> _TASK MATERIAL_
━━━━━━━━

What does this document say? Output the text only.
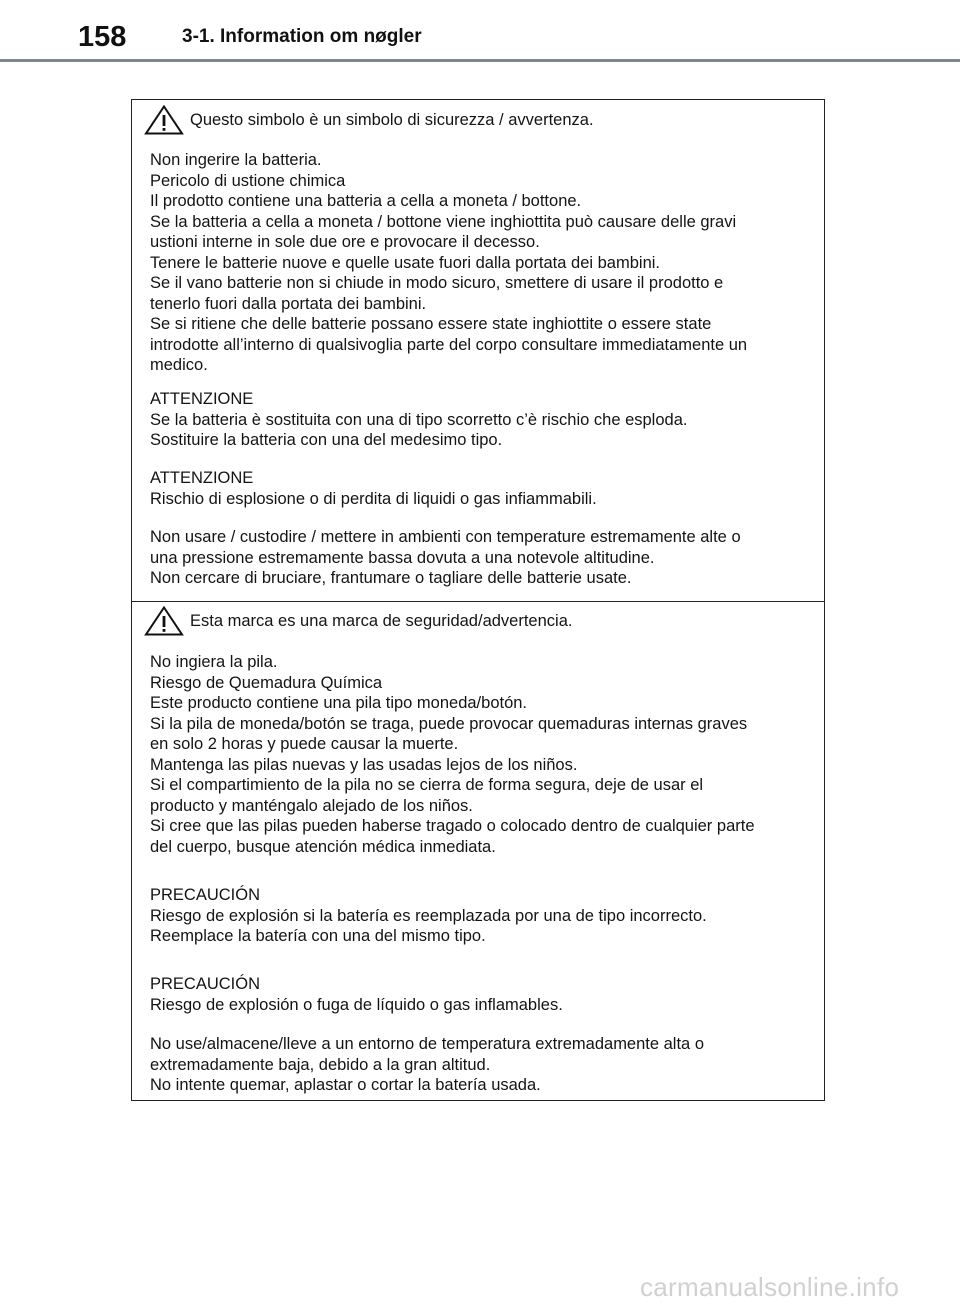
158	3-1. Information om nøgler
Questo simbolo è un simbolo di sicurezza / avvertenza.

Non ingerire la batteria.
Pericolo di ustione chimica
Il prodotto contiene una batteria a cella a moneta / bottone.
Se la batteria a cella a moneta / bottone viene inghiottita può causare delle gravi
ustioni interne in sole due ore e provocare il decesso.
Tenere le batterie nuove e quelle usate fuori dalla portata dei bambini.
Se il vano batterie non si chiude in modo sicuro, smettere di usare il prodotto e
tenerlo fuori dalla portata dei bambini.
Se si ritiene che delle batterie possano essere state inghiottite o essere state
introdotte all’interno di qualsivoglia parte del corpo consultare immediatamente un
medico.

ATTENZIONE
Se la batteria è sostituita con una di tipo scorretto c’è rischio che esploda.
Sostituire la batteria con una del medesimo tipo.

ATTENZIONE
Rischio di esplosione o di perdita di liquidi o gas infiammabili.

Non usare / custodire / mettere in ambienti con temperature estremamente alte o
una pressione estremamente bassa dovuta a una notevole altitudine.
Non cercare di bruciare, frantumare o tagliare delle batterie usate.

Esta marca es una marca de seguridad/advertencia.

No ingiera la pila.
Riesgo de Quemadura Química
Este producto contiene una pila tipo moneda/botón.
Si la pila de moneda/botón se traga, puede provocar quemaduras internas graves
en solo 2 horas y puede causar la muerte.
Mantenga las pilas nuevas y las usadas lejos de los niños.
Si el compartimiento de la pila no se cierra de forma segura, deje de usar el
producto y manténgalo alejado de los niños.
Si cree que las pilas pueden haberse tragado o colocado dentro de cualquier parte
del cuerpo, busque atención médica inmediata.

PRECAUCIÓN
Riesgo de explosión si la batería es reemplazada por una de tipo incorrecto.
Reemplace la batería con una del mismo tipo.

PRECAUCIÓN
Riesgo de explosión o fuga de líquido o gas inflamables.

No use/almacene/lleve a un entorno de temperatura extremadamente alta o
extremadamente baja, debido a la gran altitud.
No intente quemar, aplastar o cortar la batería usada.

carmanualsonline.info
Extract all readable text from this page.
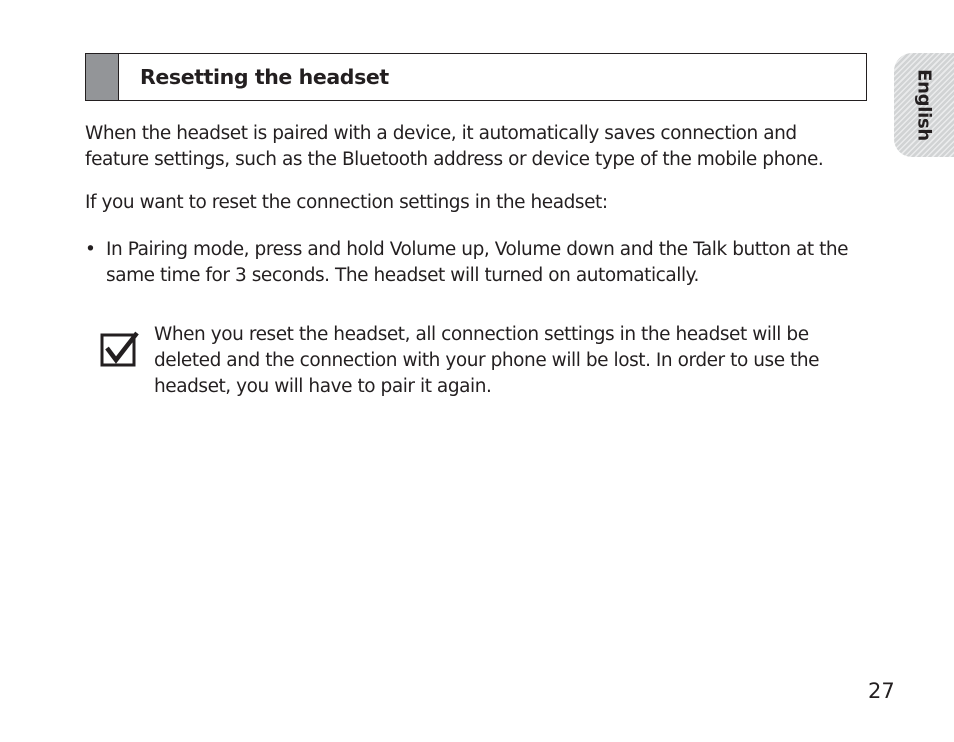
Resetting the headset
When the headset is paired with a device, it automatically saves connection and
feature settings, such as the Bluetooth address or device type of the mobile phone.
If you want to reset the connection settings in the headset:
• In Pairing mode, press and hold Volume up, Volume down and the Talk button at the
same time for 3 seconds. The headset will turned on automatically.
When you reset the headset, all connection settings in the headset will be
deleted and the connection with your phone will be lost. In order to use the
headset, you will have to pair it again.
English
27
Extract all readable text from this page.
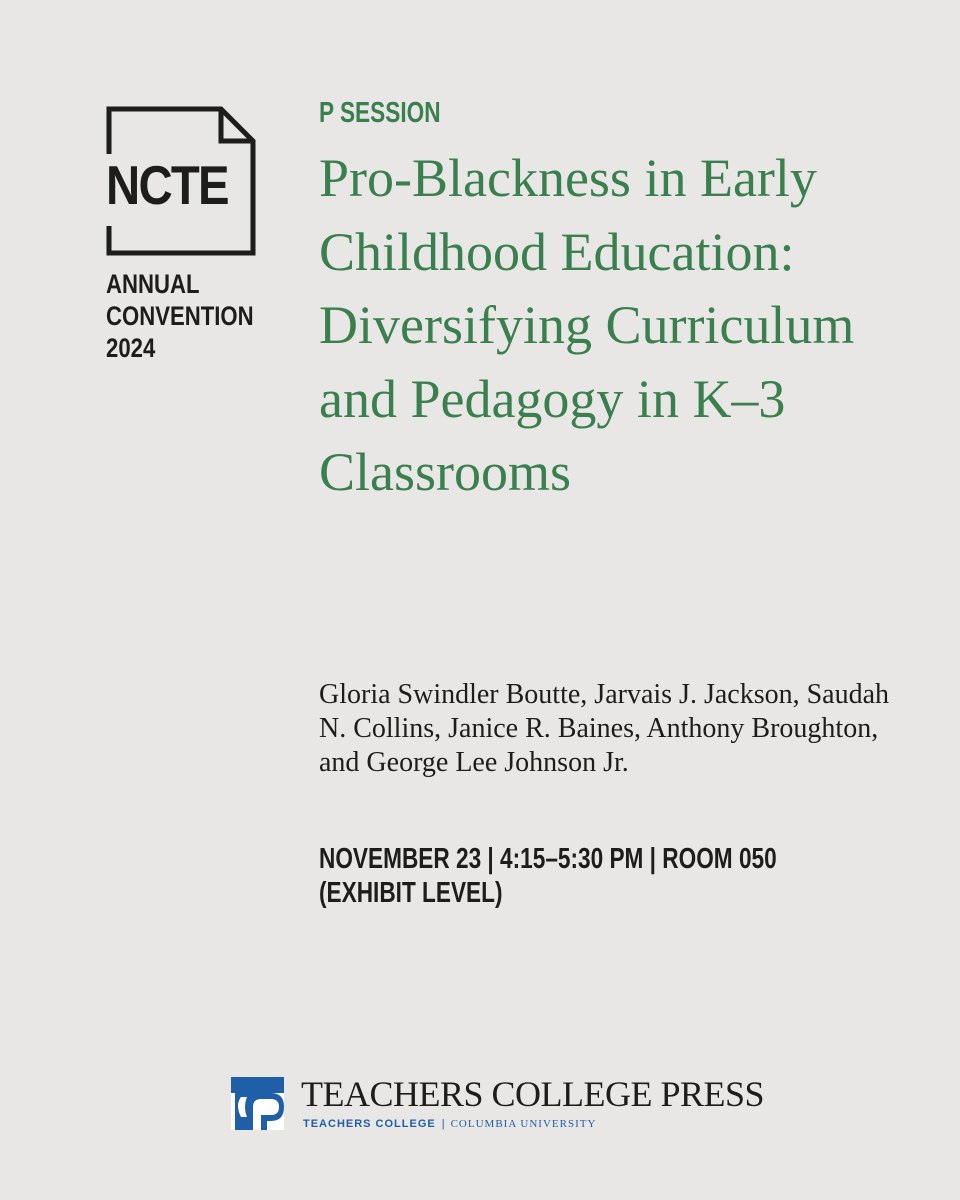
NCTE
ANNUAL
CONVENTION
2024
P SESSION
Pro-Blackness in Early Childhood Education: Diversifying Curriculum and Pedagogy in K–3 Classrooms
Gloria Swindler Boutte, Jarvais J. Jackson, Saudah N. Collins, Janice R. Baines, Anthony Broughton, and George Lee Johnson Jr.
NOVEMBER 23 | 4:15–5:30 PM | ROOM 050
(EXHIBIT LEVEL)
TEACHERS COLLEGE PRESS
TEACHERS COLLEGE | COLUMBIA UNIVERSITY
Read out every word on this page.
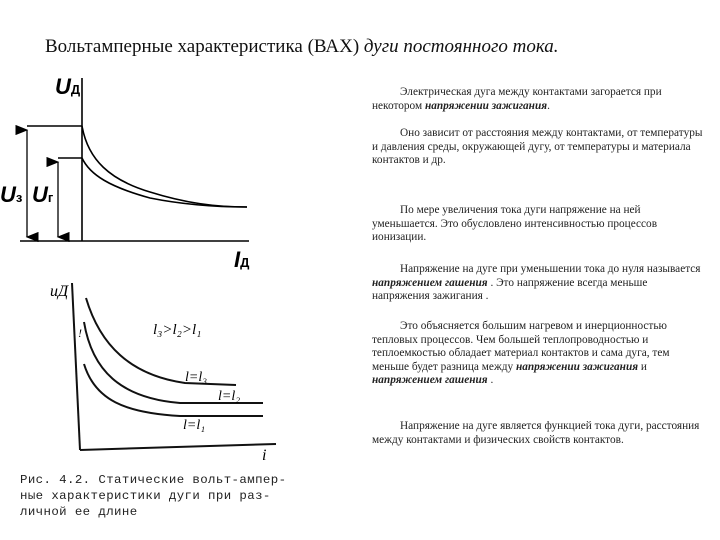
Вольтамперные характеристика (ВАХ) дуги постоянного тока.
UД
Uз Uг
IД
uД
i
!	l₃>l₂>l₁
l=l₃
l=l₂
l=l₁
Рис. 4.2. Статические вольт-ампер-
ные характеристики дуги при раз-
личной ее длине

Электрическая дуга между контактами загорается при некотором напряжении зажигания.

Оно зависит от расстояния между контактами, от температуры и давления среды, окружающей дугу, от температуры и материала контактов и др.

По мере увеличения тока дуги напряжение на ней уменьшается. Это обусловлено интенсивностью процессов ионизации.

Напряжение на дуге при уменьшении тока до нуля называется напряжением гашения . Это напряжение всегда меньше напряжения зажигания .

Это объясняется большим нагревом и инерционностью тепловых процессов. Чем большей теплопроводностью и теплоемкостью обладает материал контактов и сама дуга, тем меньше будет разница между напряжении зажигания и напряжением гашения .

Напряжение на дуге является функцией тока дуги, расстояния между контактами и физических свойств контактов.
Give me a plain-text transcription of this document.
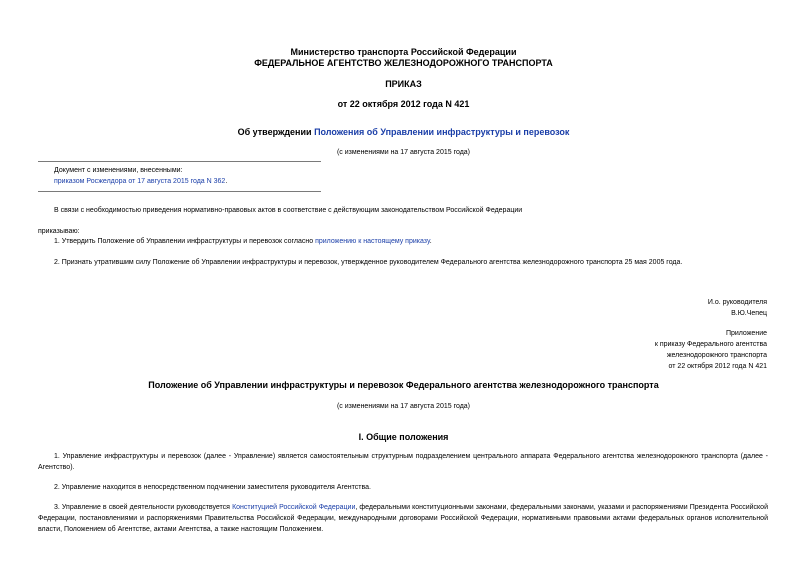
Министерство транспорта Российской Федерации
ФЕДЕРАЛЬНОЕ АГЕНТСТВО ЖЕЛЕЗНОДОРОЖНОГО ТРАНСПОРТА
ПРИКАЗ
от 22 октября 2012 года N 421
Об утверждении Положения об Управлении инфраструктуры и перевозок
(с изменениями на 17 августа 2015 года)
Документ с изменениями, внесенными:
приказом Росжелдора от 17 августа 2015 года N 362.
В связи с необходимостью приведения нормативно-правовых актов в соответствие с действующим законодательством Российской Федерации
приказываю:
1. Утвердить Положение об Управлении инфраструктуры и перевозок согласно приложению к настоящему приказу.
2. Признать утратившим силу Положение об Управлении инфраструктуры и перевозок, утвержденное руководителем Федерального агентства железнодорожного транспорта 25 мая 2005 года.
И.о. руководителя
В.Ю.Чепец
Приложение
к приказу Федерального агентства
железнодорожного транспорта
от 22 октября 2012 года N 421
Положение об Управлении инфраструктуры и перевозок Федерального агентства железнодорожного транспорта
(с изменениями на 17 августа 2015 года)
I. Общие положения
1. Управление инфраструктуры и перевозок (далее - Управление) является самостоятельным структурным подразделением центрального аппарата Федерального агентства железнодорожного транспорта (далее - Агентство).
2. Управление находится в непосредственном подчинении заместителя руководителя Агентства.
3. Управление в своей деятельности руководствуется Конституцией Российской Федерации, федеральными конституционными законами, федеральными законами, указами и распоряжениями Президента Российской Федерации, постановлениями и распоряжениями Правительства Российской Федерации, международными договорами Российской Федерации, нормативными правовыми актами федеральных органов исполнительной власти, Положением об Агентстве, актами Агентства, а также настоящим Положением.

━━━━━━━━

> _WHAT IS ASKED_
Make an exact copy of every record, pictures excluded.

> _WRITTEN ANSWER_
What does this document say? Output the text only.
158	3-1. Information om nøgler
Questo simbolo è un simbolo di sicurezza / avvertenza.

Non ingerire la batteria.
Pericolo di ustione chimica
Il prodotto contiene una batteria a cella a moneta / bottone.
Se la batteria a cella a moneta / bottone viene inghiottita può causare delle gravi
ustioni interne in sole due ore e provocare il decesso.
Tenere le batterie nuove e quelle usate fuori dalla portata dei bambini.
Se il vano batterie non si chiude in modo sicuro, smettere di usare il prodotto e
tenerlo fuori dalla portata dei bambini.
Se si ritiene che delle batterie possano essere state inghiottite o essere state
introdotte all’interno di qualsivoglia parte del corpo consultare immediatamente un
medico.

ATTENZIONE
Se la batteria è sostituita con una di tipo scorretto c’è rischio che esploda.
Sostituire la batteria con una del medesimo tipo.

ATTENZIONE
Rischio di esplosione o di perdita di liquidi o gas infiammabili.

Non usare / custodire / mettere in ambienti con temperature estremamente alte o
una pressione estremamente bassa dovuta a una notevole altitudine.
Non cercare di bruciare, frantumare o tagliare delle batterie usate.

Esta marca es una marca de seguridad/advertencia.

No ingiera la pila.
Riesgo de Quemadura Química
Este producto contiene una pila tipo moneda/botón.
Si la pila de moneda/botón se traga, puede provocar quemaduras internas graves
en solo 2 horas y puede causar la muerte.
Mantenga las pilas nuevas y las usadas lejos de los niños.
Si el compartimiento de la pila no se cierra de forma segura, deje de usar el
producto y manténgalo alejado de los niños.
Si cree que las pilas pueden haberse tragado o colocado dentro de cualquier parte
del cuerpo, busque atención médica inmediata.

PRECAUCIÓN
Riesgo de explosión si la batería es reemplazada por una de tipo incorrecto.
Reemplace la batería con una del mismo tipo.

PRECAUCIÓN
Riesgo de explosión o fuga de líquido o gas inflamables.

No use/almacene/lleve a un entorno de temperatura extremadamente alta o
extremadamente baja, debido a la gran altitud.
No intente quemar, aplastar o cortar la batería usada.

carmanualsonline.info
Extract all readable text from this page.
Resetting the headset
When the headset is paired with a device, it automatically saves connection and
feature settings, such as the Bluetooth address or device type of the mobile phone.
If you want to reset the connection settings in the headset:
• In Pairing mode, press and hold Volume up, Volume down and the Talk button at the
same time for 3 seconds. The headset will turned on automatically.
When you reset the headset, all connection settings in the headset will be
deleted and the connection with your phone will be lost. In order to use the
headset, you will have to pair it again.
English
27
Extract all readable text from this page.
NCTE
ANNUAL
CONVENTION
2024
P SESSION
Pro-Blackness in Early Childhood Education: Diversifying Curriculum and Pedagogy in K–3 Classrooms
Gloria Swindler Boutte, Jarvais J. Jackson, Saudah N. Collins, Janice R. Baines, Anthony Broughton, and George Lee Johnson Jr.
NOVEMBER 23 | 4:15–5:30 PM | ROOM 050
(EXHIBIT LEVEL)
TEACHERS COLLEGE PRESS
TEACHERS COLLEGE | COLUMBIA UNIVERSITY
Read out every word on this page.
Вольтамперные характеристика (ВАХ) дуги постоянного тока.
UД
Uз Uг
IД
uД
i
!	l₃>l₂>l₁
l=l₃
l=l₂
l=l₁
Рис. 4.2. Статические вольт-ампер-
ные характеристики дуги при раз-
личной ее длине

Электрическая дуга между контактами загорается при некотором напряжении зажигания.

Оно зависит от расстояния между контактами, от температуры и давления среды, окружающей дугу, от температуры и материала контактов и др.

По мере увеличения тока дуги напряжение на ней уменьшается. Это обусловлено интенсивностью процессов ионизации.

Напряжение на дуге при уменьшении тока до нуля называется напряжением гашения . Это напряжение всегда меньше напряжения зажигания .

Это объясняется большим нагревом и инерционностью тепловых процессов. Чем большей теплопроводностью и теплоемкостью обладает материал контактов и сама дуга, тем меньше будет разница между напряжении зажигания и напряжением гашения .

Напряжение на дуге является функцией тока дуги, расстояния между контактами и физических свойств контактов.
Give me a plain-text transcription of this document.
Министерство транспорта Российской Федерации
ФЕДЕРАЛЬНОЕ АГЕНТСТВО ЖЕЛЕЗНОДОРОЖНОГО ТРАНСПОРТА
ПРИКАЗ
от 22 октября 2012 года N 421
Об утверждении Положения об Управлении инфраструктуры и перевозок
(с изменениями на 17 августа 2015 года)
Документ с изменениями, внесенными:
приказом Росжелдора от 17 августа 2015 года N 362.
В связи с необходимостью приведения нормативно-правовых актов в соответствие с действующим законодательством Российской Федерации
приказываю:
1. Утвердить Положение об Управлении инфраструктуры и перевозок согласно приложению к настоящему приказу.
2. Признать утратившим силу Положение об Управлении инфраструктуры и перевозок, утвержденное руководителем Федерального агентства железнодорожного транспорта 25 мая 2005 года.
И.о. руководителя
В.Ю.Чепец
Приложение
к приказу Федерального агентства
железнодорожного транспорта
от 22 октября 2012 года N 421
Положение об Управлении инфраструктуры и перевозок Федерального агентства железнодорожного транспорта
(с изменениями на 17 августа 2015 года)
I. Общие положения
1. Управление инфраструктуры и перевозок (далее - Управление) является самостоятельным структурным подразделением центрального аппарата Федерального агентства железнодорожного транспорта (далее - Агентство).
2. Управление находится в непосредственном подчинении заместителя руководителя Агентства.
3. Управление в своей деятельности руководствуется Конституцией Российской Федерации, федеральными конституционными законами, федеральными законами, указами и распоряжениями Президента Российской Федерации, постановлениями и распоряжениями Правительства Российской Федерации, международными договорами Российской Федерации, нормативными правовыми актами федеральных органов исполнительной власти, Положением об Агентстве, актами Агентства, а также настоящим Положением.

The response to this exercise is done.